Data supplied –
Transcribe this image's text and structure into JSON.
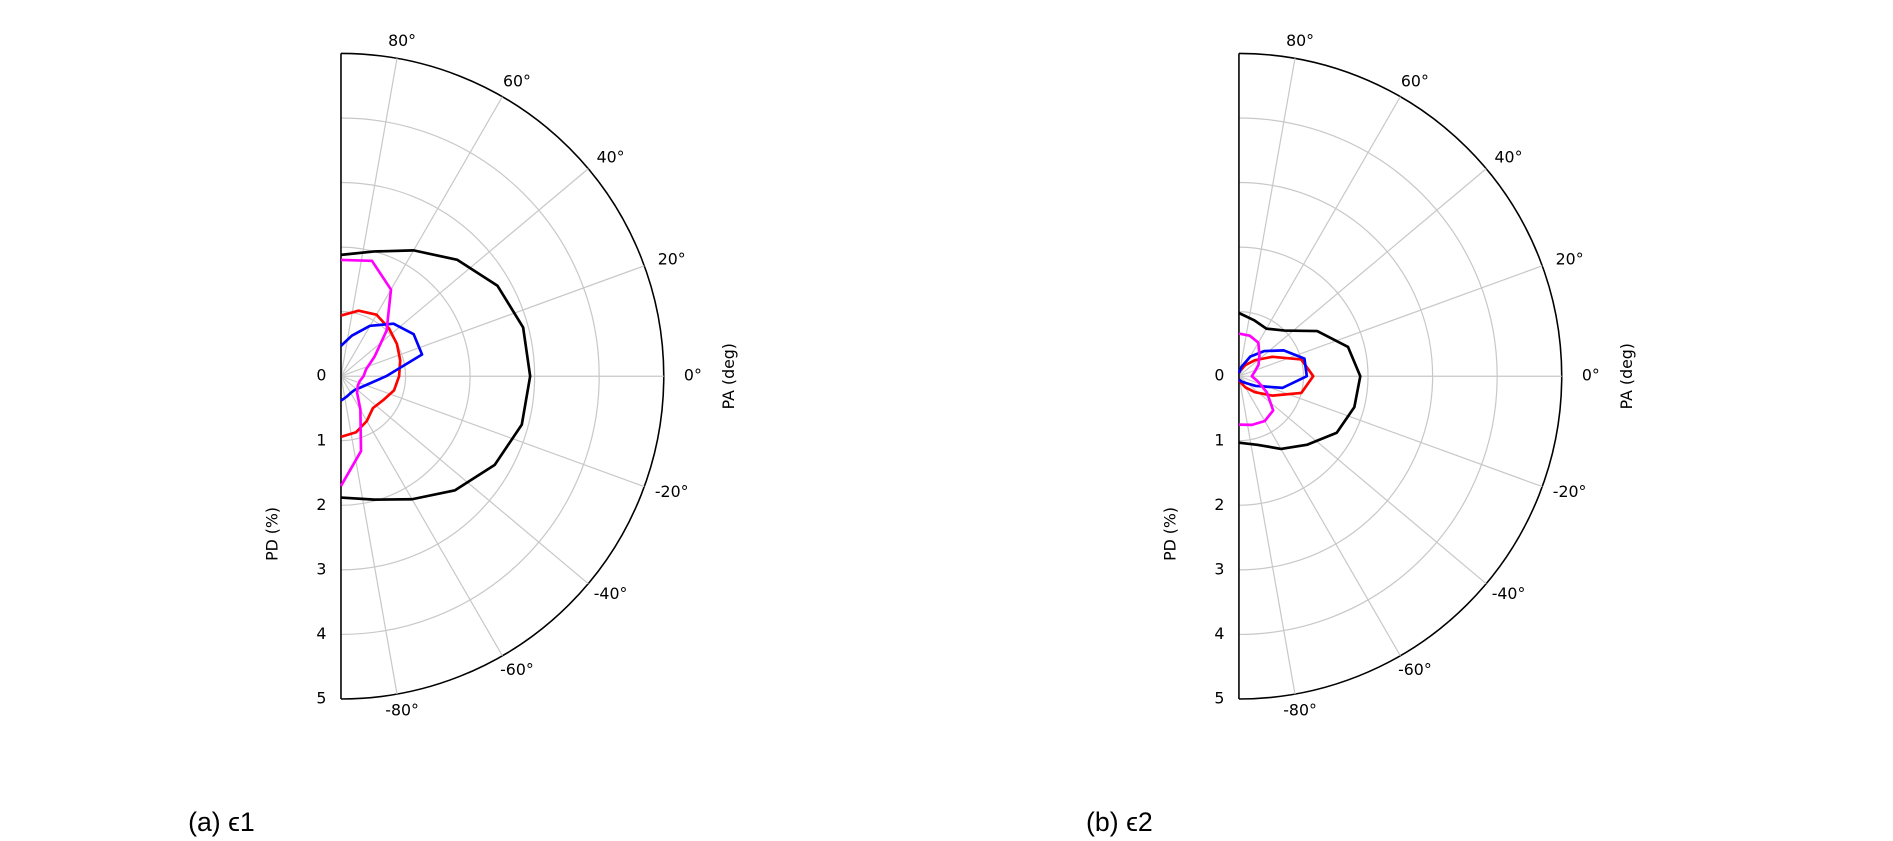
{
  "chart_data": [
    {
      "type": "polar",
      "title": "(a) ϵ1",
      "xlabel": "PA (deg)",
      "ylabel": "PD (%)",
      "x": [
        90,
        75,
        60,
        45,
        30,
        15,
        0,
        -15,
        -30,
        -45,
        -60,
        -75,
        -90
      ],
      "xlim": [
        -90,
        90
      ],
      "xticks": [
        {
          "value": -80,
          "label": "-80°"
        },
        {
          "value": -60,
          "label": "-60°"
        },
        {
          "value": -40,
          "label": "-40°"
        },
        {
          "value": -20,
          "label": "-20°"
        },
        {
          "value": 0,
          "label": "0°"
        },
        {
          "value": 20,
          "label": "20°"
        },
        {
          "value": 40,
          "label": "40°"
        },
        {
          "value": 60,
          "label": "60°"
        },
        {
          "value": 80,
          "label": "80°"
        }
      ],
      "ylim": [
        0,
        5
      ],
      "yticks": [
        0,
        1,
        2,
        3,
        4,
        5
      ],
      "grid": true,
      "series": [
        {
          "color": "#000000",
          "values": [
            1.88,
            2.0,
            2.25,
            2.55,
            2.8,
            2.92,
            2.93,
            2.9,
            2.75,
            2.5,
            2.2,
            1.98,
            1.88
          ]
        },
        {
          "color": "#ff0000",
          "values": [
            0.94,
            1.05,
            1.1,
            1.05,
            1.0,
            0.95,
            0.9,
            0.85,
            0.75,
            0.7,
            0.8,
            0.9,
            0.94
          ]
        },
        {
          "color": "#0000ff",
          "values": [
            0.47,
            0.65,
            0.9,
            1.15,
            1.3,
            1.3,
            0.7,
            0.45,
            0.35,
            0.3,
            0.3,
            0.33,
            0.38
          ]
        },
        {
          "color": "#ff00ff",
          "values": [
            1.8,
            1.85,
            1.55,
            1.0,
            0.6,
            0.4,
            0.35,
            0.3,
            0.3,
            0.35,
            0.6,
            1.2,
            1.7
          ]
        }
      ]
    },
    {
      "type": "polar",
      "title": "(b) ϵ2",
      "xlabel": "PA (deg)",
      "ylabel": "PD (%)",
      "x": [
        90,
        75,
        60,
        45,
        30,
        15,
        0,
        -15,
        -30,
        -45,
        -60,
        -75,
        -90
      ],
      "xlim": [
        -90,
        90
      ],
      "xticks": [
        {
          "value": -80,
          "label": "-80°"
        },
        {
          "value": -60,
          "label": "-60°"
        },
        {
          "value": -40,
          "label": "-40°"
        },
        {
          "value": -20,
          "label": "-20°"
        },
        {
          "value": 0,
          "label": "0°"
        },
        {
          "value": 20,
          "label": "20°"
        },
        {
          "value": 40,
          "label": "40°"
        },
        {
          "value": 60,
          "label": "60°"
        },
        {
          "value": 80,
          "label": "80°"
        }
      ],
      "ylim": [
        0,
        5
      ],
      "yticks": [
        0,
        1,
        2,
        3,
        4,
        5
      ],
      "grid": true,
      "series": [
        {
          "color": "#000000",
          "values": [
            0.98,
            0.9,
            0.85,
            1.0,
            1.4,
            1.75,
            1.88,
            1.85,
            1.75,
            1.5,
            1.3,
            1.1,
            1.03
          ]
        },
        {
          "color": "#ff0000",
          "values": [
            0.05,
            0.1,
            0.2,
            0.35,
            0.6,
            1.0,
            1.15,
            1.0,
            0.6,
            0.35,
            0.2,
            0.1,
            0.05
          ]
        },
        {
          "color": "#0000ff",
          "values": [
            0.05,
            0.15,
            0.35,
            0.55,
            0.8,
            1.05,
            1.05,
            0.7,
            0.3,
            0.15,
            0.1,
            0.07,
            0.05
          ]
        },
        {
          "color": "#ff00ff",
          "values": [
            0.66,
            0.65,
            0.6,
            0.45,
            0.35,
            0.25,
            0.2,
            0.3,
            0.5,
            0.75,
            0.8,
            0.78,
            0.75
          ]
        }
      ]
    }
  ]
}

* * *

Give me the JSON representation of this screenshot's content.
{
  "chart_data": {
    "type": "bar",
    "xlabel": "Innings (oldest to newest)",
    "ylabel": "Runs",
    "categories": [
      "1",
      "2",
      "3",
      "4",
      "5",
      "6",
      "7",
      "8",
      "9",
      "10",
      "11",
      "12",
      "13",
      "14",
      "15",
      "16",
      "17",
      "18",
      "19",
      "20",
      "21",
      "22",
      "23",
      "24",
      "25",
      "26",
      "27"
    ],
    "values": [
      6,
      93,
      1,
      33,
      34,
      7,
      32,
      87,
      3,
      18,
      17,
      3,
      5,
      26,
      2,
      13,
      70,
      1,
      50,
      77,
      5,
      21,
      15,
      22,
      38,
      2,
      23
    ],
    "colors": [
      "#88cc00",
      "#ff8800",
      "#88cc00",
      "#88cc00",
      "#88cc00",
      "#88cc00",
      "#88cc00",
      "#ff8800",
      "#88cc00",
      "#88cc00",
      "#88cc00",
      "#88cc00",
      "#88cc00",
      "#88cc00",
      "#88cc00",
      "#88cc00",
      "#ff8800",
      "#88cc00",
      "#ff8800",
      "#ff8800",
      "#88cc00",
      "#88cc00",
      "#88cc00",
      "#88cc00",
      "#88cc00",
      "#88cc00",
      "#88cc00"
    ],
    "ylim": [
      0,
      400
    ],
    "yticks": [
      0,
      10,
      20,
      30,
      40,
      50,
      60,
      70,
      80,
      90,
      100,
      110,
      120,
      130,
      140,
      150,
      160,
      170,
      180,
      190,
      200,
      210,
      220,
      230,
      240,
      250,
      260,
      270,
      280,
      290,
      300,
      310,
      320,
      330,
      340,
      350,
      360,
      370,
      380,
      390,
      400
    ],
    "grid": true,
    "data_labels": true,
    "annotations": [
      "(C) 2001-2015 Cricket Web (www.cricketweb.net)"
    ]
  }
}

---

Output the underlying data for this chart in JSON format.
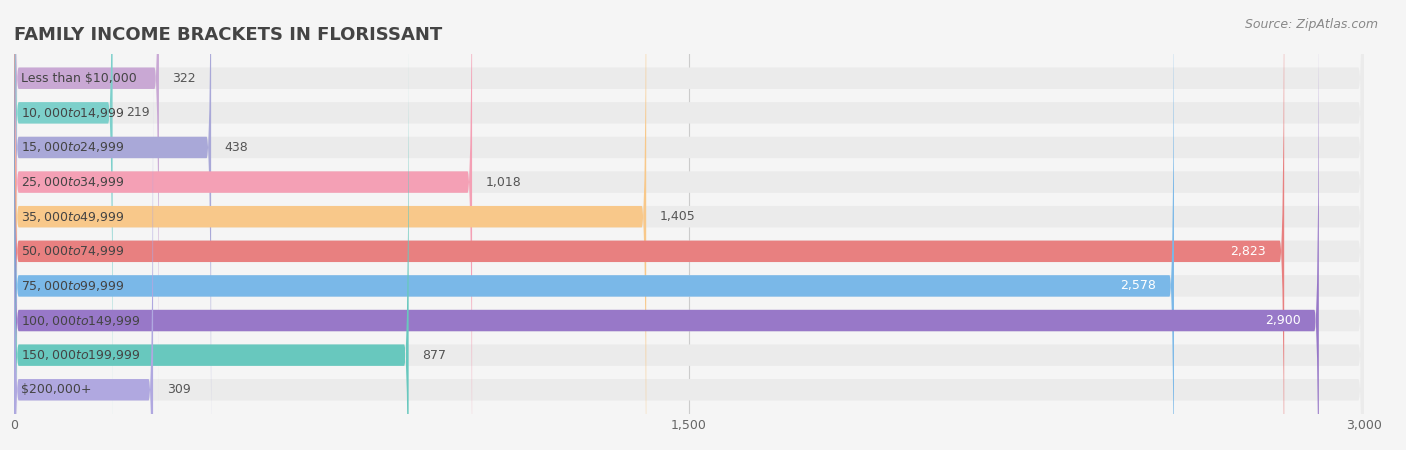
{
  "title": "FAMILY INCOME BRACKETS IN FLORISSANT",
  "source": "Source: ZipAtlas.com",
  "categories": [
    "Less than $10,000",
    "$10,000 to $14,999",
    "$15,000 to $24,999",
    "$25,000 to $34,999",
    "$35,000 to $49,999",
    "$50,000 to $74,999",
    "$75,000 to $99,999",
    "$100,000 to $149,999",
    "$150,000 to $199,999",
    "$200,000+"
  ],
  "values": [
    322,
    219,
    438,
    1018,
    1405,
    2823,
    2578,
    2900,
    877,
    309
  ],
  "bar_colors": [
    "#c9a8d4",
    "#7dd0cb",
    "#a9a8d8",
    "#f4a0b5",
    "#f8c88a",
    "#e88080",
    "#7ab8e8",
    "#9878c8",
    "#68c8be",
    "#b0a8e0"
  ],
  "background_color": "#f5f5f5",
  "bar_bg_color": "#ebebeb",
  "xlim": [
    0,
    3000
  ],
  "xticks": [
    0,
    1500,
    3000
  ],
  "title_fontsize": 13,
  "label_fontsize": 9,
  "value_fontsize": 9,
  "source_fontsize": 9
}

Stated problem – In the listing above, locate each line with "true" and copy it.

Result for this task –
      "grid": true,
      "grid": true,
    "grid": true,
    "data_labels": true,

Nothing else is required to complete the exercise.